> _Text extract_:

This movement in the market is very promising as we are already starting to see that we have some early adopters of the technology that believe it could have a real use and major impact in our future. Nonetheless, like every new technology, concept or idea, it also has its opposers mainly due to the confusion caused as to what the actual best solutions are.
As there are a lot of factors that contributing to the confusion in the marketplace, Y-mobility will be releasing a series of 5 articles titled: MACV (Mobility Connected Autonomous Vehicles): Why everything is confusing” were we will be providing our views in some of the key areas that are creating this confusion.
In this article, Part 1: Market Disruption we will try to explain the actual current market situation, how we got to this point, why the market is disruptive and how this disruption is creating “confusion”.
The statements in these articles are base in facts from the market and others on our views base in best practices of innovation and our experience. If any of the readers disagree in some of our statements please contact us in firstname.lastname@example.org we would be more than happy to discuss and clarify any of your queries.
The Law of Diffusion of Innovation:
First at all, let’s go back to a simple tool I personally use and that explains human nature and innovation propagation, better than none. I Initially discovered this back in the early 2000s from Simon Sinek’s TED Talk video called “The law of diffusion of innovation”. Most people with a marketing background have heard of this at least once but for the purpose of understanding the current technology disruption it also comes in very handy.
As is demonstrated above, the curve is a standard bell that is split up into different segments:
- Early adopters
- Early Majority
- Late Majority
There’s also The Chasm (marked in red) – described as the tipping point before the mass market accepts any product and it sits snugly between the early adopters and the early majority. Until your product reaches the tipping point, you have not achieved mass-market penetration.

> _Collected material_:
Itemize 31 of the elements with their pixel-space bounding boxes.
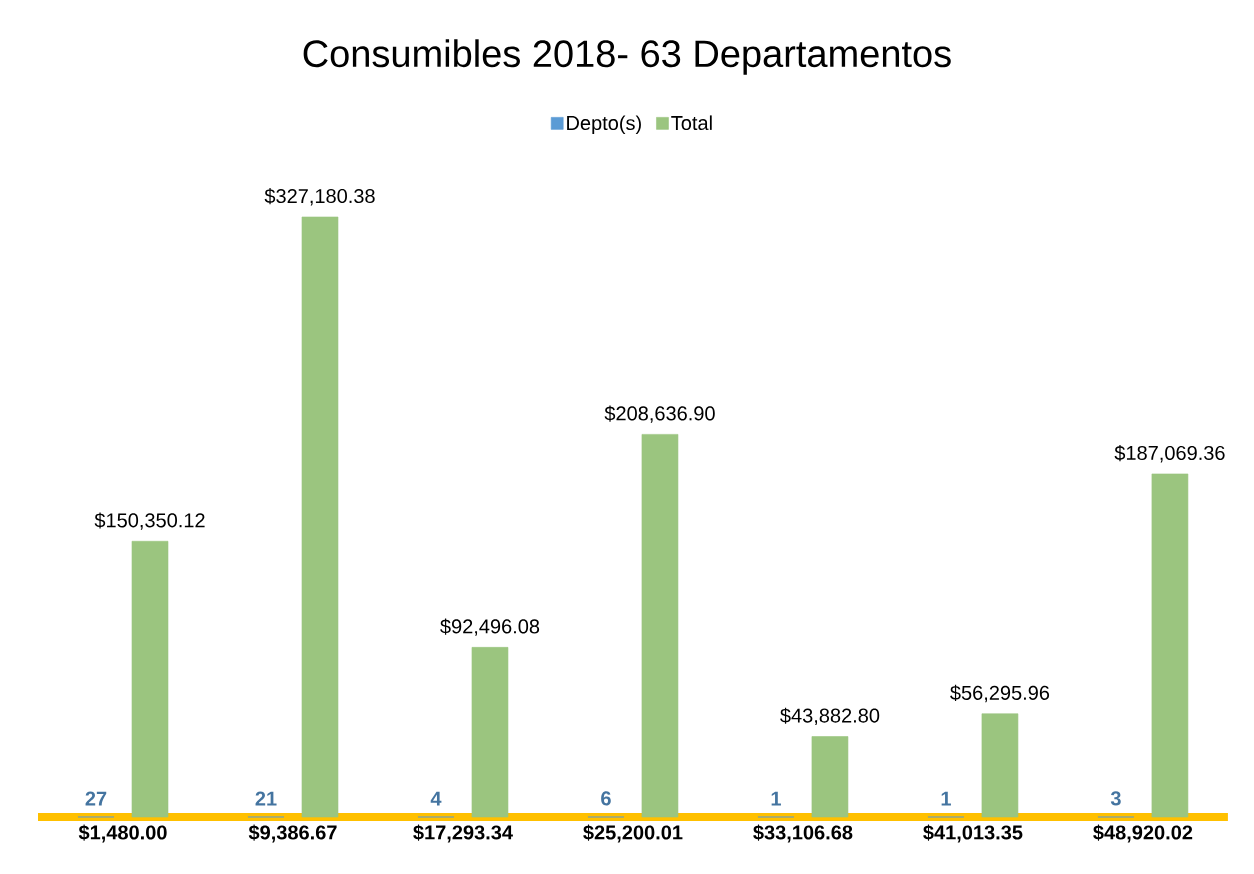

> _Actions to take_:
1. Answer the following about the market disruption article.
(a) How many articles are in the series Y-mobility will be releasing?
(b) Whose TED Talk video introduced the writer to the law of diffusion of innovation?
(c) Between which two segments does the Chasm sit?
2. Pick up the market disruption article after its final sentence and write the next paragraph.

> _Per-task outputs_:
1.
(a) Five.
(b) Simon Sinek's.
(c) Between the early adopters and the early majority.

2.
Now consider this – there are 3 types of people in this world:
- The ones who play the game
- The ones who watch the game
- The ones who have no idea that the game is being played
If you apply the above statement on top of the diffusion of innovation theory, right before the tipping point:
- Innovators – The ones who play the game
- Early adopters – The ones who play the game
- Early Majority – The ones who watch the game
- Late Majority – The ones who watch the game
- Laggards – The ones who have no idea that the game is being played
From this, it Is not that easy to understand who is in what sector in the tech industry, but it helps us to define what people are in different categories. As an example, in an OEM & Tier1, you can find all this level of individuals, from innovators to Laggards that do not believe in the technology or the Early Majority, the ones that watch the game without any team to support. The same range of individuals can also be found in the Investment community.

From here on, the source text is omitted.